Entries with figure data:

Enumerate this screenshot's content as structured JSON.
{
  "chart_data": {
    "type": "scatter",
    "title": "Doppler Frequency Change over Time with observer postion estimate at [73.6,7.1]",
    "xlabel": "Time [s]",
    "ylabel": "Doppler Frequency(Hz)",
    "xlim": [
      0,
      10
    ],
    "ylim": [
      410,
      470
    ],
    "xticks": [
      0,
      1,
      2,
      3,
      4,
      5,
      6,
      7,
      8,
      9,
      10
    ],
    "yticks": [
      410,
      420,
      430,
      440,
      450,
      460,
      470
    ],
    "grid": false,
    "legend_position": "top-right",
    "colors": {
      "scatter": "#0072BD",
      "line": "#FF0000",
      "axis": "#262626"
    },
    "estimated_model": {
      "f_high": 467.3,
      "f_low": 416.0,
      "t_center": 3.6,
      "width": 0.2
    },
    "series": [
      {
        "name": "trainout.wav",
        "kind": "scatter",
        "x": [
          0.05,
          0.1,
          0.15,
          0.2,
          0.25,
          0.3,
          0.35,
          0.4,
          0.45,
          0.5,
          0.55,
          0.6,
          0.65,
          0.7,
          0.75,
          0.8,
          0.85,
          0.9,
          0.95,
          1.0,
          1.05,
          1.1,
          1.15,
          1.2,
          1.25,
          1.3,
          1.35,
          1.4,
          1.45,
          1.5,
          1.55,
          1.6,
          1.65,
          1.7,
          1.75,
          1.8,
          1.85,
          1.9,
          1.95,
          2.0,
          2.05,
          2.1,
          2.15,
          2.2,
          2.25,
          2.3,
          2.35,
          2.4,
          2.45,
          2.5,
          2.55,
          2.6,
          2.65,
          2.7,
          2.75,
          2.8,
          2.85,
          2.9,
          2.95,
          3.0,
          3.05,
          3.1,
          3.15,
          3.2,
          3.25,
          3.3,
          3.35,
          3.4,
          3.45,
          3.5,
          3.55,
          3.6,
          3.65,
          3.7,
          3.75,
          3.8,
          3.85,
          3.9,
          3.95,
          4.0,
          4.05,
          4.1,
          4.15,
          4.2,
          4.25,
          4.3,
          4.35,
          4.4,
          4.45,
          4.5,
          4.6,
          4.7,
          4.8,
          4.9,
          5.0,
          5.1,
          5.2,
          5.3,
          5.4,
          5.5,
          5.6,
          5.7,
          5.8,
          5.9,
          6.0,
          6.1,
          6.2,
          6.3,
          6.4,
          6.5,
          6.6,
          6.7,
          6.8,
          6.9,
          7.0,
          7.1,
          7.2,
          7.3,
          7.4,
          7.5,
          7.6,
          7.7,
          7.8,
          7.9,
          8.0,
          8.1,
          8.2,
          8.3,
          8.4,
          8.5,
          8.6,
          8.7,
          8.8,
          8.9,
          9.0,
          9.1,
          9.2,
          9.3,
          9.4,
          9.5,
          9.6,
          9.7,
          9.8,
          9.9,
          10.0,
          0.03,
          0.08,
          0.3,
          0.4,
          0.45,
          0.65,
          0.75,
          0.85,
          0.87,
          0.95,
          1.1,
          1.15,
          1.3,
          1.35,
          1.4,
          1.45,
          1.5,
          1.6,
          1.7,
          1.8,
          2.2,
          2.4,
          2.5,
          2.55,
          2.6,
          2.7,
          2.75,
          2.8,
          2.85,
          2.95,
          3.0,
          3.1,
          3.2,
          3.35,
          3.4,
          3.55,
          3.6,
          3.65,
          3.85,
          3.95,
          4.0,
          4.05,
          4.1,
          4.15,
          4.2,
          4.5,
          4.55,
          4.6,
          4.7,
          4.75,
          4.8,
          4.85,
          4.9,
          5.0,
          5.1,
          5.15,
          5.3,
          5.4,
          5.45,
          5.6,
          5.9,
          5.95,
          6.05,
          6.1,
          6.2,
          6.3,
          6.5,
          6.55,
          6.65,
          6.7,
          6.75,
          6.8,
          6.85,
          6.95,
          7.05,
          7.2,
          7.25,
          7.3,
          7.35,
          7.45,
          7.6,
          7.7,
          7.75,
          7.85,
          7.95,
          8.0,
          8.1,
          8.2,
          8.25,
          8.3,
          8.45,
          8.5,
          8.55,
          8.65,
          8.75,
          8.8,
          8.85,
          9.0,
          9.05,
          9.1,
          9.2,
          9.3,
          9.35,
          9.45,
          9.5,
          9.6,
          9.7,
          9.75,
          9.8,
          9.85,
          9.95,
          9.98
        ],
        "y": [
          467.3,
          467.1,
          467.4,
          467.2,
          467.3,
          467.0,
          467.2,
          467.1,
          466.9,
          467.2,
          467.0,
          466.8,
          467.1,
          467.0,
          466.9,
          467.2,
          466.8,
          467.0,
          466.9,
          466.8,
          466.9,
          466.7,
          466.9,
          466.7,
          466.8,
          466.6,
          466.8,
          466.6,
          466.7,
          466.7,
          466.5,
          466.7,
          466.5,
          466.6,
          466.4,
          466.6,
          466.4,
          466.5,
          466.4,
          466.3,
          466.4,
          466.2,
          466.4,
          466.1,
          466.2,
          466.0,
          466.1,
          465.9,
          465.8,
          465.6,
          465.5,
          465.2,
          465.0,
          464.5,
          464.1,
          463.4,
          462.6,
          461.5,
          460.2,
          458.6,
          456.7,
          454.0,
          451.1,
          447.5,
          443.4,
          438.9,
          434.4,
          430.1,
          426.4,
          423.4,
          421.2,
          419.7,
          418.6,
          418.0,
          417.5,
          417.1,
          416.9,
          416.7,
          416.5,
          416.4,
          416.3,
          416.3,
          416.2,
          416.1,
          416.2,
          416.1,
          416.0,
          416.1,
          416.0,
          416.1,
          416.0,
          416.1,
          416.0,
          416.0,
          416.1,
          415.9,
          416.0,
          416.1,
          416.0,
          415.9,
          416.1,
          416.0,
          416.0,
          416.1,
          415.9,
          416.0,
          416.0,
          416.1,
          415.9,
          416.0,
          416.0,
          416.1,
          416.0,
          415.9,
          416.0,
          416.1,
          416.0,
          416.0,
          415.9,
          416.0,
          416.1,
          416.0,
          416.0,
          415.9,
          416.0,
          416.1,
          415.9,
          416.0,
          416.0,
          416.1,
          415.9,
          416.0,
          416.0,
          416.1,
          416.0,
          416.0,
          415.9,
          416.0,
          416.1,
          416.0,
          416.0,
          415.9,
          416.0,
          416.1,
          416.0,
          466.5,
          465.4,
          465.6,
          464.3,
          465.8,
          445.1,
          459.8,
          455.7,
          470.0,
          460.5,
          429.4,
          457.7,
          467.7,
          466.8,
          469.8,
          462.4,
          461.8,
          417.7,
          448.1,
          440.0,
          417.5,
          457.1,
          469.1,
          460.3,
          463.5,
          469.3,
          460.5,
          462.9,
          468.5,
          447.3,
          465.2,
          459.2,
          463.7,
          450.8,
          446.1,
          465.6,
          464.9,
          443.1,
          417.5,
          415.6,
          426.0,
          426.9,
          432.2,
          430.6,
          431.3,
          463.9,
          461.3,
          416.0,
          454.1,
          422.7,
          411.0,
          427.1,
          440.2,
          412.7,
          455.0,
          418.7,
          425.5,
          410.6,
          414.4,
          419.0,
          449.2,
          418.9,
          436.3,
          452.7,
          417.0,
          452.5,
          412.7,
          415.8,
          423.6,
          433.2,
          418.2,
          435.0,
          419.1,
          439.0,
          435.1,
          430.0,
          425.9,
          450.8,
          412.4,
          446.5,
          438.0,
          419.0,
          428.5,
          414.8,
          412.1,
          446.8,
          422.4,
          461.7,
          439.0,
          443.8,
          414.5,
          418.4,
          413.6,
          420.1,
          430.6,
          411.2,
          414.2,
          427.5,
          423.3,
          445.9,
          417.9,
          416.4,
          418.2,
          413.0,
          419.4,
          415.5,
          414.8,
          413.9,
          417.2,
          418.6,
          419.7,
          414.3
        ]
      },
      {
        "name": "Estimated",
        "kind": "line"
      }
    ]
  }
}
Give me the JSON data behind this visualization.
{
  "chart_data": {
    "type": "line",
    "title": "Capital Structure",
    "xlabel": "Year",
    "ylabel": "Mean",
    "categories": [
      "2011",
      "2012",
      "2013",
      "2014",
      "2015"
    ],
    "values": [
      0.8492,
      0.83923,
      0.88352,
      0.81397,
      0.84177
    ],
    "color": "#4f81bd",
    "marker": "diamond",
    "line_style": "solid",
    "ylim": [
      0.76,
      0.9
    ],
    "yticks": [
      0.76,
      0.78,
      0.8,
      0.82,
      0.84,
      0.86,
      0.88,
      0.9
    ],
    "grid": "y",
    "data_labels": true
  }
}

**Aim of the exercise:** Your task is to extract the lines running from the one with "Give me the" to the end of the material, inclusive, copying each exactly and adding nothing.

**Answer to the exercise:**
Give me the JSON data behind this visualization.
{
  "chart_data": {
    "type": "line",
    "title": "Capital Structure",
    "xlabel": "Year",
    "ylabel": "Mean",
    "categories": [
      "2011",
      "2012",
      "2013",
      "2014",
      "2015"
    ],
    "values": [
      0.8492,
      0.83923,
      0.88352,
      0.81397,
      0.84177
    ],
    "color": "#4f81bd",
    "marker": "diamond",
    "line_style": "solid",
    "ylim": [
      0.76,
      0.9
    ],
    "yticks": [
      0.76,
      0.78,
      0.8,
      0.82,
      0.84,
      0.86,
      0.88,
      0.9
    ],
    "grid": "y",
    "data_labels": true
  }
}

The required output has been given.